- DATA ROWS -

● ● ● ●

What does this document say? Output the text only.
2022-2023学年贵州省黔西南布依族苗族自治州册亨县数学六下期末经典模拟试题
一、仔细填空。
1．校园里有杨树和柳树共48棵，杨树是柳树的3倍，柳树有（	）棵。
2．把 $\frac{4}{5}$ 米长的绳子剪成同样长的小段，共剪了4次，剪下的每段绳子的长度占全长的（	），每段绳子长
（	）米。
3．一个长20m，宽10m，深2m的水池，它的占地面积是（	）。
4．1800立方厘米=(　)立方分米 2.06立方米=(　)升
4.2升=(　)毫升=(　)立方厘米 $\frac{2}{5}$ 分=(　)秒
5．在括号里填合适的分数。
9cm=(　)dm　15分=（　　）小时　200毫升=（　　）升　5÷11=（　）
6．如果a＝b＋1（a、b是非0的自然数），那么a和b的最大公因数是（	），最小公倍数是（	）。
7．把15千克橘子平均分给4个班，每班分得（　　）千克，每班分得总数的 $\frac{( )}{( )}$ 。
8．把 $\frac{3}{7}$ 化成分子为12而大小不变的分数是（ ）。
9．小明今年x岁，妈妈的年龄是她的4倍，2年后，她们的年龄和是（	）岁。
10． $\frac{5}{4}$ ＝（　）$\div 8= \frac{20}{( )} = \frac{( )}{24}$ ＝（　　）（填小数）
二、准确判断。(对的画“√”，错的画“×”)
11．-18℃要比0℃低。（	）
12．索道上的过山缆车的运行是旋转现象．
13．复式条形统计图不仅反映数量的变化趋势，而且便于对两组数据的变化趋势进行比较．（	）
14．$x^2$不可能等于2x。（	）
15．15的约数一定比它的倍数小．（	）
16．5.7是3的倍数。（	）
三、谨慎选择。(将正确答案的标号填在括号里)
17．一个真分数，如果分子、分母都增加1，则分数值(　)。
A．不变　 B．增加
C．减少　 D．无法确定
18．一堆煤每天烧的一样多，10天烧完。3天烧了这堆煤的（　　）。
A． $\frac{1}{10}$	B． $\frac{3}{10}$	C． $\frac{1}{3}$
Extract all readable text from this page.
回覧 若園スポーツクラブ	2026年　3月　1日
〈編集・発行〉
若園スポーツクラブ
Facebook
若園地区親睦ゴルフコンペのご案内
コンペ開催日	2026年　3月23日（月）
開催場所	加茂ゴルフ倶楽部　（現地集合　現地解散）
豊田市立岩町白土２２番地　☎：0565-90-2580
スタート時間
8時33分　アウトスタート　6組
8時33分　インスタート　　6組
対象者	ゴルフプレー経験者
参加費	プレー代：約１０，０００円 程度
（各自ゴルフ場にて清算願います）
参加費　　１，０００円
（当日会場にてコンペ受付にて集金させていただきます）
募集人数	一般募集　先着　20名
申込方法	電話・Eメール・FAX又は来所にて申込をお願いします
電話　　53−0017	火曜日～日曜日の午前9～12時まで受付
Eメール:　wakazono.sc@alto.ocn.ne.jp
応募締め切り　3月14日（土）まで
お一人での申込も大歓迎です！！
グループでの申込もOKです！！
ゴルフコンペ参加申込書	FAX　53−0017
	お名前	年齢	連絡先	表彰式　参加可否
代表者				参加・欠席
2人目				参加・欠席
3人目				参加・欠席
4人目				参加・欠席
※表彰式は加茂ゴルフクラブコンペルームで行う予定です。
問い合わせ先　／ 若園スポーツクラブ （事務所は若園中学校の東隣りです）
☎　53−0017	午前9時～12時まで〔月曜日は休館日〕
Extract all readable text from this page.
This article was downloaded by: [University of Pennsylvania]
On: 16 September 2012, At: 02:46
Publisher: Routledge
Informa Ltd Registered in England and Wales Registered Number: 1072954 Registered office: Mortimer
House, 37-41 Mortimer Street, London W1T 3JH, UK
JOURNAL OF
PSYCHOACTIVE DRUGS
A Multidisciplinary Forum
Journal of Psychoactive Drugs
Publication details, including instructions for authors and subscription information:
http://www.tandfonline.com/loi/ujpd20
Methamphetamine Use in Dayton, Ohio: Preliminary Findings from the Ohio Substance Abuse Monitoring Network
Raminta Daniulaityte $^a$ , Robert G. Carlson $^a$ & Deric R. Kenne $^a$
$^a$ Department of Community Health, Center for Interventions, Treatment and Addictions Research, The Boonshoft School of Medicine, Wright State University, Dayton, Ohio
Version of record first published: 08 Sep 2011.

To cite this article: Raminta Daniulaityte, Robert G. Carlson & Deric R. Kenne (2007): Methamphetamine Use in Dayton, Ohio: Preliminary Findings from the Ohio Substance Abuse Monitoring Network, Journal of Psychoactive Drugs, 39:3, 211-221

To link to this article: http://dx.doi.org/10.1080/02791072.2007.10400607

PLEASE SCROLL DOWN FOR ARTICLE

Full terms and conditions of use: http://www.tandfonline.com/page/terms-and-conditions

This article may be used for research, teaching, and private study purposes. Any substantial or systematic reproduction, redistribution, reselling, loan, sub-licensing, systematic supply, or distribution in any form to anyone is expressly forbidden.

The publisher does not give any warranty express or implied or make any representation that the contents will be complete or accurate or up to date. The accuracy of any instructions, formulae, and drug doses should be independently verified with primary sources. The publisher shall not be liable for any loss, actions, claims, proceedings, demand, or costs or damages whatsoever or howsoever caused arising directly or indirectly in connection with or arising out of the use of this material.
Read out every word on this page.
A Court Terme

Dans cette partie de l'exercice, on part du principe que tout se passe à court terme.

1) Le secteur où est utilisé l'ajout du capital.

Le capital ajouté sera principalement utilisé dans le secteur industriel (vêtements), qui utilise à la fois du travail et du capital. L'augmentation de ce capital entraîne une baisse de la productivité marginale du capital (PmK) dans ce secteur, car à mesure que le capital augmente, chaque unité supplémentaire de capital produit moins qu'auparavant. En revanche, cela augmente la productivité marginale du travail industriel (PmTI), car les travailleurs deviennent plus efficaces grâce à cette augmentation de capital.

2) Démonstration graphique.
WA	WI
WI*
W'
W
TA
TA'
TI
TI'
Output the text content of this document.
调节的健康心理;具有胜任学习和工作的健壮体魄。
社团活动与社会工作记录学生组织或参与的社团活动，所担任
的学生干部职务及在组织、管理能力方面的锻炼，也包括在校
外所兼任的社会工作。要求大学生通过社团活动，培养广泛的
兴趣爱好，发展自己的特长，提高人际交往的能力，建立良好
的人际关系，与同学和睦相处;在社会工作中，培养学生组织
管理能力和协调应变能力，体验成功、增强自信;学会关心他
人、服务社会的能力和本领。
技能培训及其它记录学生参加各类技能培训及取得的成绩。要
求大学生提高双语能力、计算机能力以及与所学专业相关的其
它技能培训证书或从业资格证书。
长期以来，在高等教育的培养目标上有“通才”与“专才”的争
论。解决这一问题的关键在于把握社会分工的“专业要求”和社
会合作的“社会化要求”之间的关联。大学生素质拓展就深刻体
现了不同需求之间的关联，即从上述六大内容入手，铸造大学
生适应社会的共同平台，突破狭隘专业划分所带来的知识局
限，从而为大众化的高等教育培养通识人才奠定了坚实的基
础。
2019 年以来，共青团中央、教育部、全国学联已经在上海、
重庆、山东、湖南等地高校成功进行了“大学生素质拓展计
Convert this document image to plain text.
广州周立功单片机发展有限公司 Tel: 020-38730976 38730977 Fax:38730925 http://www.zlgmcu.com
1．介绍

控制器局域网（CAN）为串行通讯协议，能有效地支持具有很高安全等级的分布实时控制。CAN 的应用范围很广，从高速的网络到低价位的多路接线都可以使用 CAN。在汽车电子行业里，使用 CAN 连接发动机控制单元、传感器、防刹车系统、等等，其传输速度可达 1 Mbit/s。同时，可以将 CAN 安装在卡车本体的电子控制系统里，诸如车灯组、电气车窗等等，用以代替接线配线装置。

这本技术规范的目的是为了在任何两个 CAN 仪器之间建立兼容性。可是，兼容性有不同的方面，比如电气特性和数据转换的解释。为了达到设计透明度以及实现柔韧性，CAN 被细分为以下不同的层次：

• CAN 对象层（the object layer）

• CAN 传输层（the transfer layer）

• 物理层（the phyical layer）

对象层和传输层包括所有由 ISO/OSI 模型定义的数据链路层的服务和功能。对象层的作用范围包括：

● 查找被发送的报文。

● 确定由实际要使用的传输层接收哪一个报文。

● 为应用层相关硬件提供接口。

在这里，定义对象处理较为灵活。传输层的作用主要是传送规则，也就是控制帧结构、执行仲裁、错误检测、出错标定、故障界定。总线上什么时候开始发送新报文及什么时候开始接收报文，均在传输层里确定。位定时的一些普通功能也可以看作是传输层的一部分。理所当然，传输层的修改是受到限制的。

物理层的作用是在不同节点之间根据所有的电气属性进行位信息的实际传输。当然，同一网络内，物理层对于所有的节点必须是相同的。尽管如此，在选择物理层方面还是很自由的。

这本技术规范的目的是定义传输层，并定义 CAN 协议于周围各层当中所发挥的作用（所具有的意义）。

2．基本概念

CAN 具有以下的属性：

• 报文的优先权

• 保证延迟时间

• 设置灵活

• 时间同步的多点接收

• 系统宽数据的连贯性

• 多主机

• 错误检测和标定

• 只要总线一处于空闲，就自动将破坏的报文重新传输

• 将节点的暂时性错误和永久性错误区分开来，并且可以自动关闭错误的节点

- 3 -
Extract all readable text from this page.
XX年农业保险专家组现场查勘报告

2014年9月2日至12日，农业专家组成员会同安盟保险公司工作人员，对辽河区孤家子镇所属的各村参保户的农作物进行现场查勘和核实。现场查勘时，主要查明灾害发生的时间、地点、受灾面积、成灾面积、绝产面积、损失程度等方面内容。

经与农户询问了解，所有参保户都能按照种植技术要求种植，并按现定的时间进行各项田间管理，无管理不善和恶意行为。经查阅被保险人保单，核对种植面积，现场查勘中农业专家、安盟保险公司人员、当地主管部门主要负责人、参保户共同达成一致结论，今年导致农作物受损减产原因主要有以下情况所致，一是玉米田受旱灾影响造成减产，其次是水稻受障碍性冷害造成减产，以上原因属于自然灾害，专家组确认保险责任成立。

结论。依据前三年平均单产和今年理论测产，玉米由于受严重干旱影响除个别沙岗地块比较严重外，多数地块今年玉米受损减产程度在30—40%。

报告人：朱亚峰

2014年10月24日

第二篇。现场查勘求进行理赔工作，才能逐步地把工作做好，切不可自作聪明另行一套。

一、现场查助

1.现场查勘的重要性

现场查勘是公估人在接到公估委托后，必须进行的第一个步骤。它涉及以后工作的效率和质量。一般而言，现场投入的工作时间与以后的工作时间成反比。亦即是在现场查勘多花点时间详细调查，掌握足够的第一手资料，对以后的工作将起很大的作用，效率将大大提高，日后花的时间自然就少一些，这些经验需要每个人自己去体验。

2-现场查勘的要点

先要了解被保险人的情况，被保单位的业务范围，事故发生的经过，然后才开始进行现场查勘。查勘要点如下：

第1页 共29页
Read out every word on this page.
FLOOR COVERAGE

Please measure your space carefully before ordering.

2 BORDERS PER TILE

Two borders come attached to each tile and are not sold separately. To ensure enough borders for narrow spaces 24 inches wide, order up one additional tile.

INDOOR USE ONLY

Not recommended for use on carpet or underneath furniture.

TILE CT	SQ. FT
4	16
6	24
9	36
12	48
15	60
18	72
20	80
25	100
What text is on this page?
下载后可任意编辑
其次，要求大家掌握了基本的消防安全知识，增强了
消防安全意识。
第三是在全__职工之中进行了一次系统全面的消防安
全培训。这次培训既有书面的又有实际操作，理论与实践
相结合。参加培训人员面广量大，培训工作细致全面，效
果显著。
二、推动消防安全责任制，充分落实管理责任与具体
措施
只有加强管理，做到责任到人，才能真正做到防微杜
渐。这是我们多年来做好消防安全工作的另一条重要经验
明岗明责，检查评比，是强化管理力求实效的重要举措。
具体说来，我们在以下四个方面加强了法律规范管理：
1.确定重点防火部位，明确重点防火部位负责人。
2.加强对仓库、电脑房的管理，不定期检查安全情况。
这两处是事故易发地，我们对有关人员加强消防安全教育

● ● ● ●

- INSTRUCTIONS FOR THE TASK -
Using the entries above, return each line in which the word "Kenne" occurs.

- REPLY TO THE EXERCISE -
Raminta Daniulaityte $^a$ , Robert G. Carlson $^a$ & Deric R. Kenne $^a$
To cite this article: Raminta Daniulaityte, Robert G. Carlson & Deric R. Kenne (2007): Methamphetamine Use in Dayton, Ohio: Preliminary Findings from the Ohio Substance Abuse Monitoring Network, Journal of Psychoactive Drugs, 39:3, 211-221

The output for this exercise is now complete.